--- start DATASET EXCERPTS ---
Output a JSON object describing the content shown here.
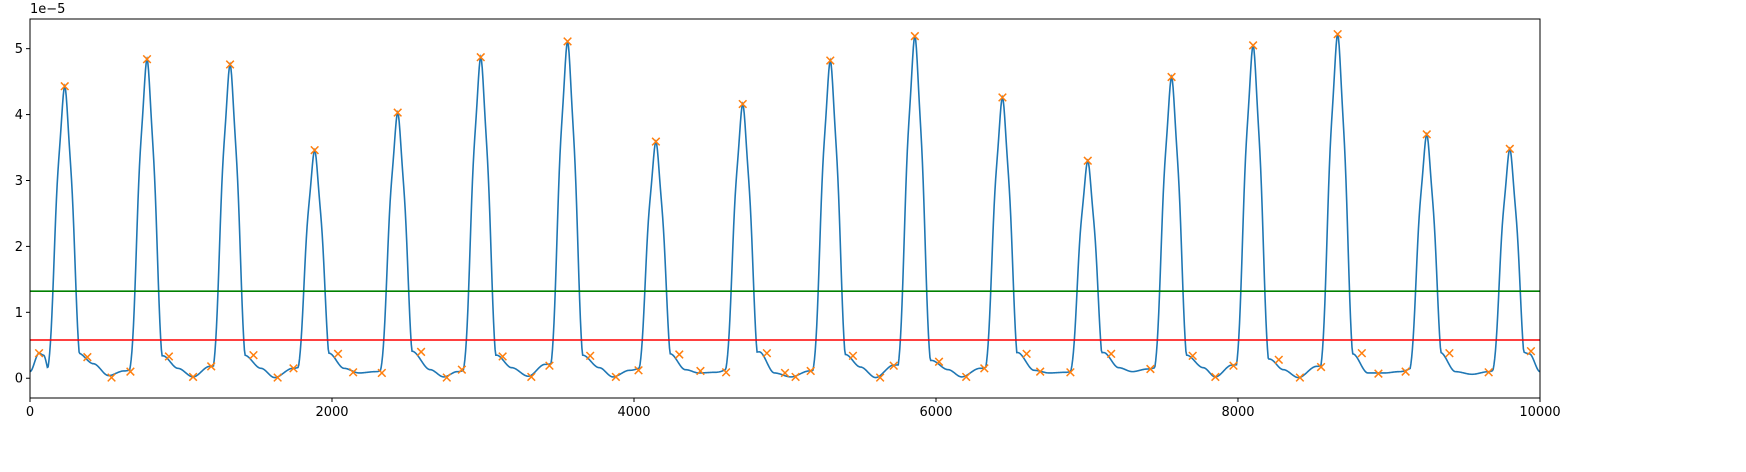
{
  "chart_data": {
    "type": "line",
    "title": "",
    "xlabel": "",
    "ylabel": "",
    "xlim": [
      0,
      10000
    ],
    "ylim": [
      -3e-06,
      5.45e-05
    ],
    "y_offset_label": "1e−5",
    "xticks": [
      0,
      2000,
      4000,
      6000,
      8000,
      10000
    ],
    "xtick_labels": [
      "0",
      "2000",
      "4000",
      "6000",
      "8000",
      "10000"
    ],
    "yticks": [
      0,
      1e-05,
      2e-05,
      3e-05,
      4e-05,
      5e-05
    ],
    "ytick_labels": [
      "0",
      "1",
      "2",
      "3",
      "4",
      "5"
    ],
    "grid": false,
    "series": [
      {
        "role": "signal",
        "color": "#1f77b4",
        "peaks": [
          [
            230,
            4.43e-05
          ],
          [
            775,
            4.84e-05
          ],
          [
            1325,
            4.76e-05
          ],
          [
            1885,
            3.46e-05
          ],
          [
            2435,
            4.03e-05
          ],
          [
            2985,
            4.87e-05
          ],
          [
            3560,
            5.11e-05
          ],
          [
            4145,
            3.59e-05
          ],
          [
            4720,
            4.16e-05
          ],
          [
            5300,
            4.82e-05
          ],
          [
            5860,
            5.19e-05
          ],
          [
            6440,
            4.26e-05
          ],
          [
            7005,
            3.3e-05
          ],
          [
            7560,
            4.57e-05
          ],
          [
            8100,
            5.05e-05
          ],
          [
            8660,
            5.22e-05
          ],
          [
            9250,
            3.7e-05
          ],
          [
            9800,
            3.48e-05
          ]
        ],
        "baseline_points": [
          [
            0,
            1e-06
          ],
          [
            60,
            3.8e-06
          ],
          [
            90,
            3.5e-06
          ],
          [
            130,
            8e-07
          ],
          [
            320,
            3.8e-06
          ],
          [
            420,
            2.2e-06
          ],
          [
            520,
            4e-07
          ],
          [
            620,
            1.1e-06
          ],
          [
            880,
            3.4e-06
          ],
          [
            980,
            1.5e-06
          ],
          [
            1080,
            2e-07
          ],
          [
            1190,
            1.8e-06
          ],
          [
            1420,
            3.5e-06
          ],
          [
            1530,
            1.5e-06
          ],
          [
            1620,
            1e-07
          ],
          [
            1740,
            1.5e-06
          ],
          [
            1980,
            3.8e-06
          ],
          [
            2080,
            1.5e-06
          ],
          [
            2180,
            8e-07
          ],
          [
            2290,
            1e-06
          ],
          [
            2530,
            4.1e-06
          ],
          [
            2650,
            1.3e-06
          ],
          [
            2740,
            2e-07
          ],
          [
            2830,
            1e-06
          ],
          [
            3090,
            3.5e-06
          ],
          [
            3190,
            1.6e-06
          ],
          [
            3300,
            3e-07
          ],
          [
            3410,
            2.1e-06
          ],
          [
            3660,
            3.5e-06
          ],
          [
            3770,
            1.6e-06
          ],
          [
            3860,
            2e-07
          ],
          [
            3970,
            1.2e-06
          ],
          [
            4240,
            3.7e-06
          ],
          [
            4340,
            1.3e-06
          ],
          [
            4430,
            8e-07
          ],
          [
            4540,
            9e-07
          ],
          [
            4830,
            4e-06
          ],
          [
            4930,
            8e-07
          ],
          [
            5040,
            2e-07
          ],
          [
            5160,
            1.1e-06
          ],
          [
            5400,
            3.6e-06
          ],
          [
            5500,
            1.7e-06
          ],
          [
            5600,
            1e-07
          ],
          [
            5720,
            2e-06
          ],
          [
            5970,
            2.7e-06
          ],
          [
            6080,
            1.3e-06
          ],
          [
            6170,
            2e-07
          ],
          [
            6290,
            1.5e-06
          ],
          [
            6540,
            3.9e-06
          ],
          [
            6650,
            1.2e-06
          ],
          [
            6750,
            8e-07
          ],
          [
            6860,
            9e-07
          ],
          [
            7110,
            3.9e-06
          ],
          [
            7210,
            1.6e-06
          ],
          [
            7300,
            1e-06
          ],
          [
            7400,
            1.4e-06
          ],
          [
            7660,
            3.5e-06
          ],
          [
            7770,
            1.6e-06
          ],
          [
            7850,
            2e-07
          ],
          [
            7960,
            2e-06
          ],
          [
            8210,
            2.9e-06
          ],
          [
            8300,
            1.3e-06
          ],
          [
            8400,
            1e-07
          ],
          [
            8520,
            1.8e-06
          ],
          [
            8760,
            3.7e-06
          ],
          [
            8860,
            8e-07
          ],
          [
            8970,
            8e-07
          ],
          [
            9070,
            1e-06
          ],
          [
            9340,
            3.9e-06
          ],
          [
            9440,
            1e-06
          ],
          [
            9550,
            6e-07
          ],
          [
            9660,
            1e-06
          ],
          [
            9860,
            4.2e-06
          ],
          [
            9930,
            3.7e-06
          ],
          [
            10000,
            1e-06
          ]
        ]
      },
      {
        "role": "threshold-high",
        "color": "#008000",
        "y": 1.32e-05
      },
      {
        "role": "threshold-low",
        "color": "#ff0000",
        "y": 5.8e-06
      }
    ],
    "markers": {
      "color": "#ff7f0e",
      "shape": "x",
      "points": [
        [
          60,
          3.8e-06
        ],
        [
          230,
          4.43e-05
        ],
        [
          380,
          3.2e-06
        ],
        [
          540,
          1e-07
        ],
        [
          665,
          1e-06
        ],
        [
          775,
          4.84e-05
        ],
        [
          920,
          3.3e-06
        ],
        [
          1080,
          2e-07
        ],
        [
          1200,
          1.8e-06
        ],
        [
          1325,
          4.76e-05
        ],
        [
          1480,
          3.5e-06
        ],
        [
          1640,
          1e-07
        ],
        [
          1745,
          1.5e-06
        ],
        [
          1885,
          3.46e-05
        ],
        [
          2040,
          3.7e-06
        ],
        [
          2140,
          9e-07
        ],
        [
          2330,
          8e-07
        ],
        [
          2435,
          4.03e-05
        ],
        [
          2590,
          4e-06
        ],
        [
          2760,
          1e-07
        ],
        [
          2860,
          1.3e-06
        ],
        [
          2985,
          4.87e-05
        ],
        [
          3130,
          3.3e-06
        ],
        [
          3320,
          2e-07
        ],
        [
          3440,
          1.9e-06
        ],
        [
          3560,
          5.11e-05
        ],
        [
          3710,
          3.4e-06
        ],
        [
          3880,
          2e-07
        ],
        [
          4030,
          1.2e-06
        ],
        [
          4145,
          3.59e-05
        ],
        [
          4300,
          3.6e-06
        ],
        [
          4440,
          1.1e-06
        ],
        [
          4610,
          9e-07
        ],
        [
          4720,
          4.16e-05
        ],
        [
          4880,
          3.8e-06
        ],
        [
          5000,
          8e-07
        ],
        [
          5070,
          2e-07
        ],
        [
          5170,
          1.1e-06
        ],
        [
          5300,
          4.82e-05
        ],
        [
          5450,
          3.4e-06
        ],
        [
          5630,
          1e-07
        ],
        [
          5720,
          1.9e-06
        ],
        [
          5860,
          5.19e-05
        ],
        [
          6020,
          2.5e-06
        ],
        [
          6200,
          2e-07
        ],
        [
          6320,
          1.5e-06
        ],
        [
          6440,
          4.26e-05
        ],
        [
          6600,
          3.7e-06
        ],
        [
          6690,
          1e-06
        ],
        [
          6890,
          9e-07
        ],
        [
          7005,
          3.3e-05
        ],
        [
          7160,
          3.7e-06
        ],
        [
          7420,
          1.4e-06
        ],
        [
          7560,
          4.57e-05
        ],
        [
          7700,
          3.4e-06
        ],
        [
          7850,
          2e-07
        ],
        [
          7970,
          1.9e-06
        ],
        [
          8100,
          5.05e-05
        ],
        [
          8270,
          2.8e-06
        ],
        [
          8410,
          1e-07
        ],
        [
          8550,
          1.7e-06
        ],
        [
          8660,
          5.22e-05
        ],
        [
          8820,
          3.8e-06
        ],
        [
          8930,
          7e-07
        ],
        [
          9110,
          1e-06
        ],
        [
          9250,
          3.7e-05
        ],
        [
          9400,
          3.8e-06
        ],
        [
          9660,
          9e-07
        ],
        [
          9800,
          3.48e-05
        ],
        [
          9940,
          4.1e-06
        ]
      ]
    }
  }
}
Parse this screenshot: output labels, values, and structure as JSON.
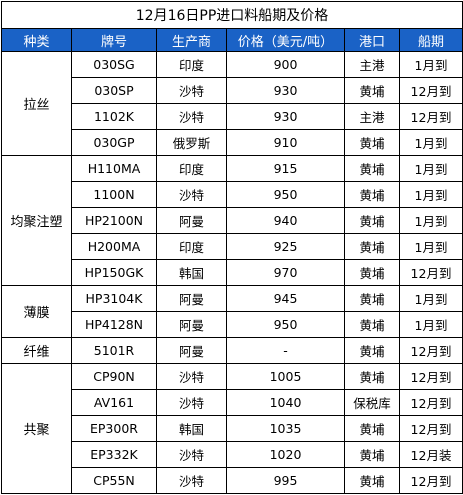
{
  "title": "12月16日PP进口料船期及价格",
  "headers": {
    "category": "种类",
    "grade": "牌号",
    "producer": "生产商",
    "price": "价格（美元/吨）",
    "port": "港口",
    "shipment": "船期"
  },
  "groups": [
    {
      "name": "拉丝",
      "rows": [
        {
          "grade": "030SG",
          "producer": "印度",
          "price": "900",
          "port": "主港",
          "shipment": "1月到"
        },
        {
          "grade": "030SP",
          "producer": "沙特",
          "price": "930",
          "port": "黄埔",
          "shipment": "12月到"
        },
        {
          "grade": "1102K",
          "producer": "沙特",
          "price": "930",
          "port": "主港",
          "shipment": "12月到"
        },
        {
          "grade": "030GP",
          "producer": "俄罗斯",
          "price": "910",
          "port": "黄埔",
          "shipment": "1月到"
        }
      ]
    },
    {
      "name": "均聚注塑",
      "rows": [
        {
          "grade": "H110MA",
          "producer": "印度",
          "price": "915",
          "port": "黄埔",
          "shipment": "1月到"
        },
        {
          "grade": "1100N",
          "producer": "沙特",
          "price": "950",
          "port": "黄埔",
          "shipment": "1月到"
        },
        {
          "grade": "HP2100N",
          "producer": "阿曼",
          "price": "940",
          "port": "黄埔",
          "shipment": "1月到"
        },
        {
          "grade": "H200MA",
          "producer": "印度",
          "price": "925",
          "port": "黄埔",
          "shipment": "1月到"
        },
        {
          "grade": "HP150GK",
          "producer": "韩国",
          "price": "970",
          "port": "黄埔",
          "shipment": "12月到"
        }
      ]
    },
    {
      "name": "薄膜",
      "rows": [
        {
          "grade": "HP3104K",
          "producer": "阿曼",
          "price": "945",
          "port": "黄埔",
          "shipment": "1月到"
        },
        {
          "grade": "HP4128N",
          "producer": "阿曼",
          "price": "950",
          "port": "黄埔",
          "shipment": "1月到"
        }
      ]
    },
    {
      "name": "纤维",
      "rows": [
        {
          "grade": "5101R",
          "producer": "阿曼",
          "price": "-",
          "port": "黄埔",
          "shipment": "12月到"
        }
      ]
    },
    {
      "name": "共聚",
      "rows": [
        {
          "grade": "CP90N",
          "producer": "沙特",
          "price": "1005",
          "port": "黄埔",
          "shipment": "12月到"
        },
        {
          "grade": "AV161",
          "producer": "沙特",
          "price": "1040",
          "port": "保税库",
          "shipment": "12月到"
        },
        {
          "grade": "EP300R",
          "producer": "韩国",
          "price": "1035",
          "port": "黄埔",
          "shipment": "12月到"
        },
        {
          "grade": "EP332K",
          "producer": "沙特",
          "price": "1020",
          "port": "黄埔",
          "shipment": "12月装"
        },
        {
          "grade": "CP55N",
          "producer": "沙特",
          "price": "995",
          "port": "黄埔",
          "shipment": "12月到"
        }
      ]
    }
  ]
}
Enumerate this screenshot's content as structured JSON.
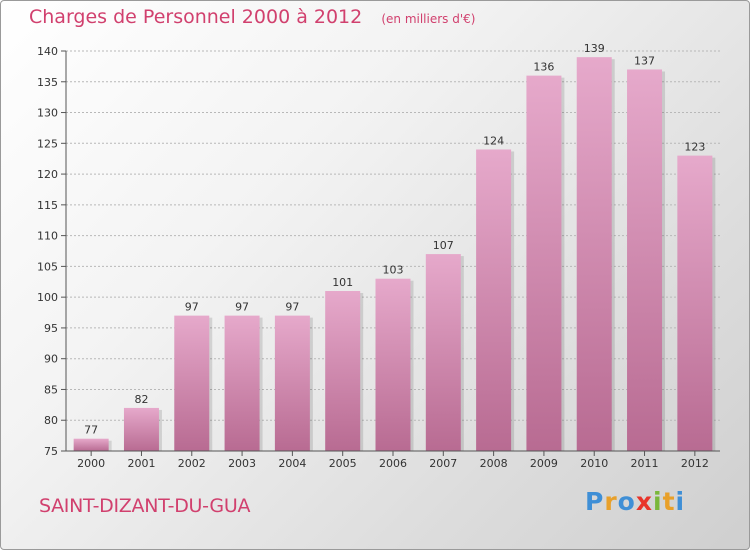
--- end DATASET EXCERPTS ---
### [EXERCISE PROMPT]
Whichever lines contain the string "role", select and copy them.

### [THE SOLUTION]
        "role": "signal",
        "role": "threshold-high",
        "role": "threshold-low",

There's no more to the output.